Short problem ▸ Look below and pull out each line with the word "JSON".

Supplied material ▸
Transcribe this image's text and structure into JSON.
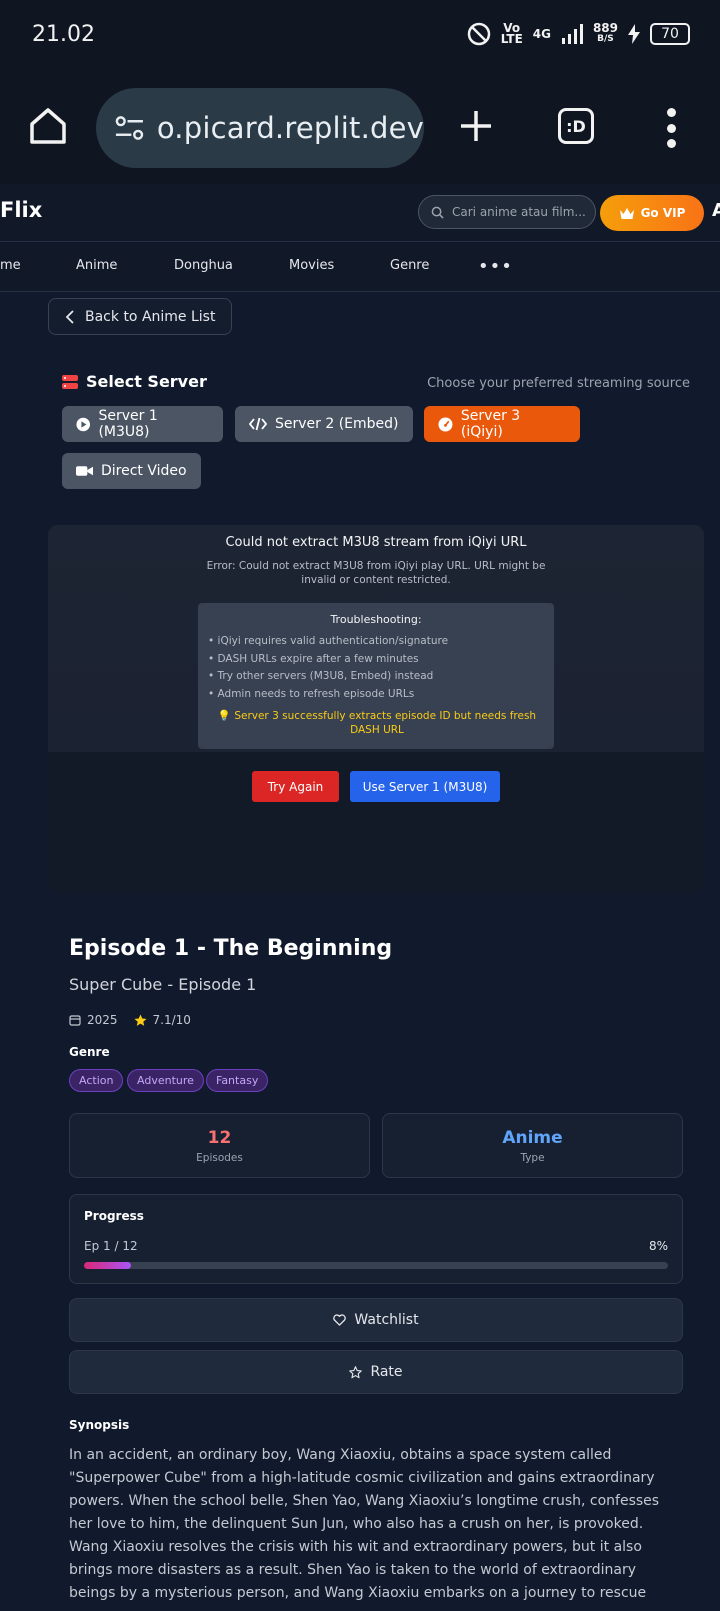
{
  "status": {
    "time": "21.02",
    "volte": "Vo LTE",
    "network": "4G",
    "speed_value": "889",
    "speed_unit": "B/S",
    "battery": "70"
  },
  "browser": {
    "url": "o.picard.replit.dev",
    "tab_label": ":D"
  },
  "header": {
    "brand": "Flix",
    "search_placeholder": "Cari anime atau film...",
    "vip_label": "Go VIP"
  },
  "nav": {
    "items": [
      "me",
      "Anime",
      "Donghua",
      "Movies",
      "Genre"
    ],
    "more": "•••"
  },
  "back_label": "Back to Anime List",
  "server": {
    "title": "Select Server",
    "hint": "Choose your preferred streaming source",
    "buttons": [
      "Server 1 (M3U8)",
      "Server 2 (Embed)",
      "Server 3 (iQiyi)",
      "Direct Video"
    ],
    "active_index": 2
  },
  "error": {
    "title": "Could not extract M3U8 stream from iQiyi URL",
    "message": "Error: Could not extract M3U8 from iQiyi play URL. URL might be invalid or content restricted.",
    "troubleshooting_title": "Troubleshooting:",
    "items": [
      "• iQiyi requires valid authentication/signature",
      "• DASH URLs expire after a few minutes",
      "• Try other servers (M3U8, Embed) instead",
      "• Admin needs to refresh episode URLs"
    ],
    "tip": "💡 Server 3 successfully extracts episode ID but needs fresh DASH URL",
    "try_again": "Try Again",
    "use_server1": "Use Server 1 (M3U8)"
  },
  "episode": {
    "title": "Episode 1 - The Beginning",
    "subtitle": "Super Cube - Episode 1",
    "year": "2025",
    "rating": "7.1/10",
    "genre_label": "Genre",
    "genres": [
      "Action",
      "Adventure",
      "Fantasy"
    ]
  },
  "stats": {
    "episodes_value": "12",
    "episodes_label": "Episodes",
    "type_value": "Anime",
    "type_label": "Type"
  },
  "progress": {
    "title": "Progress",
    "ep_text": "Ep 1 / 12",
    "percent_text": "8%",
    "percent": 8
  },
  "actions": {
    "watchlist": "Watchlist",
    "rate": "Rate"
  },
  "synopsis": {
    "title": "Synopsis",
    "text": "In an accident, an ordinary boy, Wang Xiaoxiu, obtains a space system called \"Superpower Cube\" from a high-latitude cosmic civilization and gains extraordinary powers. When the school belle, Shen Yao, Wang Xiaoxiu’s longtime crush, confesses her love to him, the delinquent Sun Jun, who also has a crush on her, is provoked. Wang Xiaoxiu resolves the crisis with his wit and extraordinary powers, but it also brings more disasters as a result. Shen Yao is taken to the world of extraordinary beings by a mysterious person, and Wang Xiaoxiu embarks on a journey to rescue"
  },
  "colors": {
    "accent_orange": "#ea580c",
    "episodes_color": "#f87171",
    "type_color": "#60a5fa",
    "vip_gold": "#f59e0b"
  }
}
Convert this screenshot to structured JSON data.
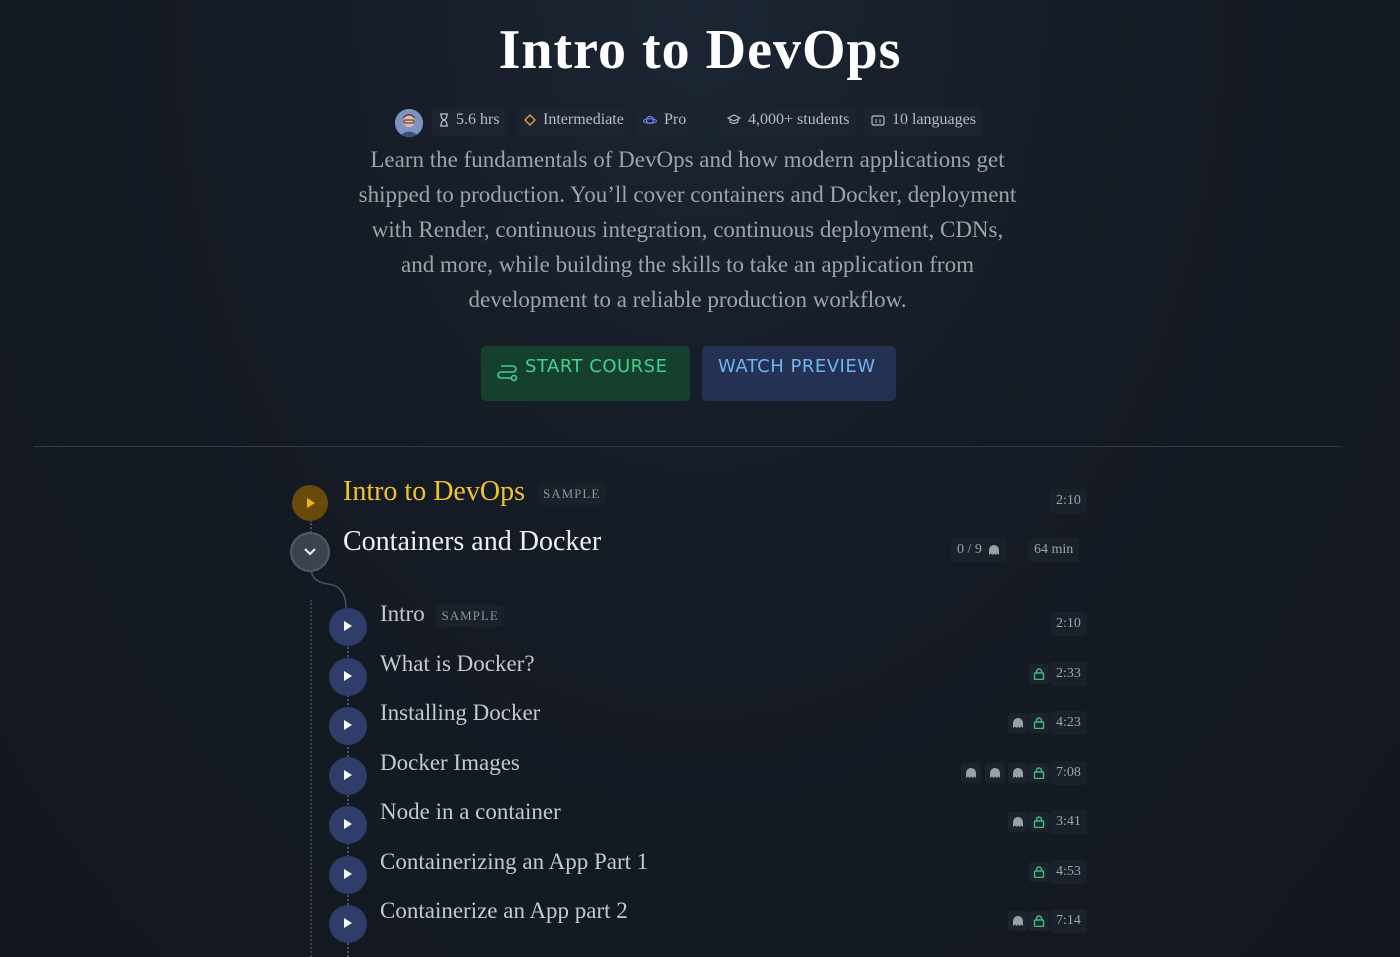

The response ▸
Transcribe this image's text and structure into JSON.
Convert this screenshot to structured JSON data.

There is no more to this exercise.